- _What needs to be done_
Return every record below exactly as written, omitting any pictures.

- _Dataset entries_
--- Begin ---

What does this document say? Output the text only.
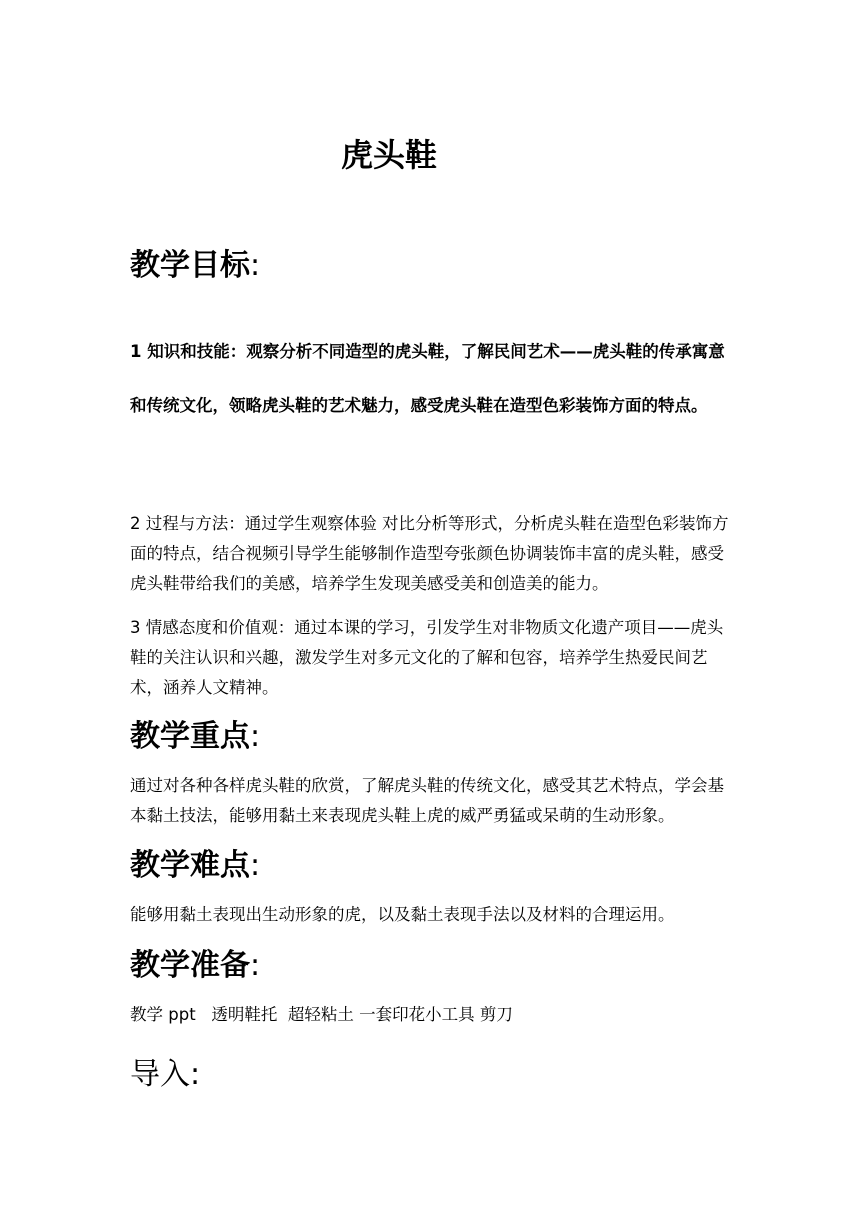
虎头鞋
教学目标:
1 知识和技能：观察分析不同造型的虎头鞋，了解民间艺术——虎头鞋的传承寓意和传统文化，领略虎头鞋的艺术魅力，感受虎头鞋在造型色彩装饰方面的特点。
2 过程与方法：通过学生观察体验 对比分析等形式，分析虎头鞋在造型色彩装饰方面的特点，结合视频引导学生能够制作造型夸张颜色协调装饰丰富的虎头鞋，感受虎头鞋带给我们的美感，培养学生发现美感受美和创造美的能力。
3 情感态度和价值观：通过本课的学习，引发学生对非物质文化遗产项目——虎头鞋的关注认识和兴趣，激发学生对多元文化的了解和包容，培养学生热爱民间艺术，涵养人文精神。
教学重点:
通过对各种各样虎头鞋的欣赏，了解虎头鞋的传统文化，感受其艺术特点，学会基本黏土技法，能够用黏土来表现虎头鞋上虎的威严勇猛或呆萌的生动形象。
教学难点:
能够用黏土表现出生动形象的虎，以及黏土表现手法以及材料的合理运用。
教学准备:
教学 ppt   透明鞋托  超轻粘土 一套印花小工具 剪刀
导入:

--- End ---

- _Result for this task_
What does this document say? Output the text only.
虎头鞋
教学目标:
1 知识和技能：观察分析不同造型的虎头鞋，了解民间艺术——虎头鞋的传承寓意和传统文化，领略虎头鞋的艺术魅力，感受虎头鞋在造型色彩装饰方面的特点。
2 过程与方法：通过学生观察体验 对比分析等形式，分析虎头鞋在造型色彩装饰方面的特点，结合视频引导学生能够制作造型夸张颜色协调装饰丰富的虎头鞋，感受虎头鞋带给我们的美感，培养学生发现美感受美和创造美的能力。
3 情感态度和价值观：通过本课的学习，引发学生对非物质文化遗产项目——虎头鞋的关注认识和兴趣，激发学生对多元文化的了解和包容，培养学生热爱民间艺术，涵养人文精神。
教学重点:
通过对各种各样虎头鞋的欣赏，了解虎头鞋的传统文化，感受其艺术特点，学会基本黏土技法，能够用黏土来表现虎头鞋上虎的威严勇猛或呆萌的生动形象。
教学难点:
能够用黏土表现出生动形象的虎，以及黏土表现手法以及材料的合理运用。
教学准备:
教学 ppt   透明鞋托  超轻粘土 一套印花小工具 剪刀
导入:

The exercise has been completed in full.